*** Records supplied

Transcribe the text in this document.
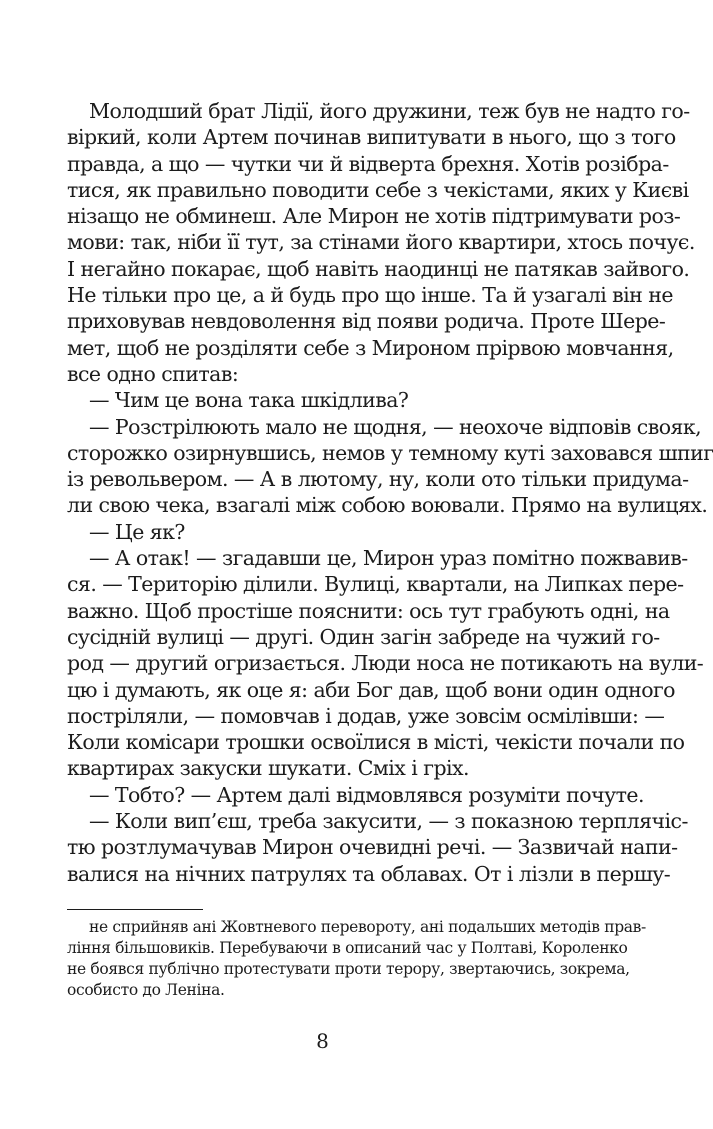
Молодший брат Лідії, його дружини, теж був не надто го-
віркий, коли Артем починав випитувати в нього, що з того
правда, а що — чутки чи й відверта брехня. Хотів розібра-
тися, як правильно поводити себе з чекістами, яких у Києві
нізащо не обминеш. Але Мирон не хотів підтримувати роз-
мови: так, ніби її тут, за стінами його квартири, хтось почує.
І негайно покарає, щоб навіть наодинці не патякав зайвого.
Не тільки про це, а й будь про що інше. Та й узагалі він не
приховував невдоволення від появи родича. Проте Шере-
мет, щоб не розділяти себе з Мироном прірвою мовчання,
все одно спитав:
— Чим це вона така шкідлива?
— Розстрілюють мало не щодня, — неохоче відповів свояк,
сторожко озирнувшись, немов у темному куті заховався шпиг
із револьвером. — А в лютому, ну, коли ото тільки придума-
ли свою чека, взагалі між собою воювали. Прямо на вулицях.
— Це як?
— А отак! — згадавши це, Мирон ураз помітно пожвавив-
ся. — Територію ділили. Вулиці, квартали, на Липках пере-
важно. Щоб простіше пояснити: ось тут грабують одні, на
сусідній вулиці — другі. Один загін забреде на чужий го-
род — другий огризається. Люди носа не потикають на вули-
цю і думають, як оце я: аби Бог дав, щоб вони один одного
постріляли, — помовчав і додав, уже зовсім осмілівши: —
Коли комісари трошки освоїлися в місті, чекісти почали по
квартирах закуски шукати. Сміх і гріх.
— Тобто? — Артем далі відмовлявся розуміти почуте.
— Коли вип’єш, треба закусити, — з показною терплячіс-
тю розтлумачував Мирон очевидні речі. — Зазвичай напи-
валися на нічних патрулях та облавах. От і лізли в першу-
не сприйняв ані Жовтневого перевороту, ані подальших методів прав-
ління більшовиків. Перебуваючи в описаний час у Полтаві, Короленко
не боявся публічно протестувати проти терору, звертаючись, зокрема,
особисто до Леніна.
8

******

▶ Task details: Leaving all pictures aside, quote each record exactly.

▶ Result below:
Transcribe the text in this document.
Молодший брат Лідії, його дружини, теж був не надто го-
віркий, коли Артем починав випитувати в нього, що з того
правда, а що — чутки чи й відверта брехня. Хотів розібра-
тися, як правильно поводити себе з чекістами, яких у Києві
нізащо не обминеш. Але Мирон не хотів підтримувати роз-
мови: так, ніби її тут, за стінами його квартири, хтось почує.
І негайно покарає, щоб навіть наодинці не патякав зайвого.
Не тільки про це, а й будь про що інше. Та й узагалі він не
приховував невдоволення від появи родича. Проте Шере-
мет, щоб не розділяти себе з Мироном прірвою мовчання,
все одно спитав:
— Чим це вона така шкідлива?
— Розстрілюють мало не щодня, — неохоче відповів свояк,
сторожко озирнувшись, немов у темному куті заховався шпиг
із револьвером. — А в лютому, ну, коли ото тільки придума-
ли свою чека, взагалі між собою воювали. Прямо на вулицях.
— Це як?
— А отак! — згадавши це, Мирон ураз помітно пожвавив-
ся. — Територію ділили. Вулиці, квартали, на Липках пере-
важно. Щоб простіше пояснити: ось тут грабують одні, на
сусідній вулиці — другі. Один загін забреде на чужий го-
род — другий огризається. Люди носа не потикають на вули-
цю і думають, як оце я: аби Бог дав, щоб вони один одного
постріляли, — помовчав і додав, уже зовсім осмілівши: —
Коли комісари трошки освоїлися в місті, чекісти почали по
квартирах закуски шукати. Сміх і гріх.
— Тобто? — Артем далі відмовлявся розуміти почуте.
— Коли вип’єш, треба закусити, — з показною терплячіс-
тю розтлумачував Мирон очевидні речі. — Зазвичай напи-
валися на нічних патрулях та облавах. От і лізли в першу-
не сприйняв ані Жовтневого перевороту, ані подальших методів прав-
ління більшовиків. Перебуваючи в описаний час у Полтаві, Короленко
не боявся публічно протестувати проти терору, звертаючись, зокрема,
особисто до Леніна.
8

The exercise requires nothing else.